THE REQUEST: Output the material below in full, exactly as it is.

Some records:
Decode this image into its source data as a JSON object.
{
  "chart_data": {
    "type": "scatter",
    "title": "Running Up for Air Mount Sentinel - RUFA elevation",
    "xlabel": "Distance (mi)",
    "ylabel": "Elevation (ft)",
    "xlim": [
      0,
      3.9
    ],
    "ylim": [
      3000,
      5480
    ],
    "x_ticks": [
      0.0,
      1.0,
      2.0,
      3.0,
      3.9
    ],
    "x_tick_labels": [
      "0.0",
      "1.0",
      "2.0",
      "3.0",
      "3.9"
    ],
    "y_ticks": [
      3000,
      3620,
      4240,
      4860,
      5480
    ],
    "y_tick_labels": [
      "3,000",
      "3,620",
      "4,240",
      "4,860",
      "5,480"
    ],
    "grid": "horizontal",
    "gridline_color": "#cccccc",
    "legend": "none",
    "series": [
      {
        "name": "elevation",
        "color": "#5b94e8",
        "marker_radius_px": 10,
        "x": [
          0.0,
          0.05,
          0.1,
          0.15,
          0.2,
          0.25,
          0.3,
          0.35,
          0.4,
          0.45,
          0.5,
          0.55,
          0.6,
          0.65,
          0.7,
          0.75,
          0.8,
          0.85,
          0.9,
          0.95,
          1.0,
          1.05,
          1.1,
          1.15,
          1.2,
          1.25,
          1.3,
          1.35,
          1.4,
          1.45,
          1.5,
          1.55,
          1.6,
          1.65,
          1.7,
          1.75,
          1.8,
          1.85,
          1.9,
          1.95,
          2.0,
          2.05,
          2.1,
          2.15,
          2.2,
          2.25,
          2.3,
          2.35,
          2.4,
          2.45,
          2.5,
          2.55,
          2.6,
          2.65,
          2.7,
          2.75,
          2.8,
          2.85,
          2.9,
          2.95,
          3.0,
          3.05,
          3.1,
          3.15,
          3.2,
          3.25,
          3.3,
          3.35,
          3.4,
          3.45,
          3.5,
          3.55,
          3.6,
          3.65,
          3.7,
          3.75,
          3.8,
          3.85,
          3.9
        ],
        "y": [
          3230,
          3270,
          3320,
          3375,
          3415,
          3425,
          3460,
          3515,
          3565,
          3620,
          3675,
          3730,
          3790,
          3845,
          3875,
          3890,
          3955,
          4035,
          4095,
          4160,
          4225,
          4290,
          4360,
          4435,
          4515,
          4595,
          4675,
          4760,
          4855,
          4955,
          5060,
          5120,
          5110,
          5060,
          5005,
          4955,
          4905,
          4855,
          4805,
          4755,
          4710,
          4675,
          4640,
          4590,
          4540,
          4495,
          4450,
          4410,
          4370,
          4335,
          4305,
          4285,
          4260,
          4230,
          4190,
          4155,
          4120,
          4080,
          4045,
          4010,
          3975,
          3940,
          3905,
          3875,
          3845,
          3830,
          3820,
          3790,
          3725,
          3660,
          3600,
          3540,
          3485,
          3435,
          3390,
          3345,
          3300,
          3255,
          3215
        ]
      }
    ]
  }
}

THE COMPLETED TASK:
Decode this image into its source data as a JSON object.
{
  "chart_data": {
    "type": "scatter",
    "title": "Running Up for Air Mount Sentinel - RUFA elevation",
    "xlabel": "Distance (mi)",
    "ylabel": "Elevation (ft)",
    "xlim": [
      0,
      3.9
    ],
    "ylim": [
      3000,
      5480
    ],
    "x_ticks": [
      0.0,
      1.0,
      2.0,
      3.0,
      3.9
    ],
    "x_tick_labels": [
      "0.0",
      "1.0",
      "2.0",
      "3.0",
      "3.9"
    ],
    "y_ticks": [
      3000,
      3620,
      4240,
      4860,
      5480
    ],
    "y_tick_labels": [
      "3,000",
      "3,620",
      "4,240",
      "4,860",
      "5,480"
    ],
    "grid": "horizontal",
    "gridline_color": "#cccccc",
    "legend": "none",
    "series": [
      {
        "name": "elevation",
        "color": "#5b94e8",
        "marker_radius_px": 10,
        "x": [
          0.0,
          0.05,
          0.1,
          0.15,
          0.2,
          0.25,
          0.3,
          0.35,
          0.4,
          0.45,
          0.5,
          0.55,
          0.6,
          0.65,
          0.7,
          0.75,
          0.8,
          0.85,
          0.9,
          0.95,
          1.0,
          1.05,
          1.1,
          1.15,
          1.2,
          1.25,
          1.3,
          1.35,
          1.4,
          1.45,
          1.5,
          1.55,
          1.6,
          1.65,
          1.7,
          1.75,
          1.8,
          1.85,
          1.9,
          1.95,
          2.0,
          2.05,
          2.1,
          2.15,
          2.2,
          2.25,
          2.3,
          2.35,
          2.4,
          2.45,
          2.5,
          2.55,
          2.6,
          2.65,
          2.7,
          2.75,
          2.8,
          2.85,
          2.9,
          2.95,
          3.0,
          3.05,
          3.1,
          3.15,
          3.2,
          3.25,
          3.3,
          3.35,
          3.4,
          3.45,
          3.5,
          3.55,
          3.6,
          3.65,
          3.7,
          3.75,
          3.8,
          3.85,
          3.9
        ],
        "y": [
          3230,
          3270,
          3320,
          3375,
          3415,
          3425,
          3460,
          3515,
          3565,
          3620,
          3675,
          3730,
          3790,
          3845,
          3875,
          3890,
          3955,
          4035,
          4095,
          4160,
          4225,
          4290,
          4360,
          4435,
          4515,
          4595,
          4675,
          4760,
          4855,
          4955,
          5060,
          5120,
          5110,
          5060,
          5005,
          4955,
          4905,
          4855,
          4805,
          4755,
          4710,
          4675,
          4640,
          4590,
          4540,
          4495,
          4450,
          4410,
          4370,
          4335,
          4305,
          4285,
          4260,
          4230,
          4190,
          4155,
          4120,
          4080,
          4045,
          4010,
          3975,
          3940,
          3905,
          3875,
          3845,
          3830,
          3820,
          3790,
          3725,
          3660,
          3600,
          3540,
          3485,
          3435,
          3390,
          3345,
          3300,
          3255,
          3215
        ]
      }
    ]
  }
}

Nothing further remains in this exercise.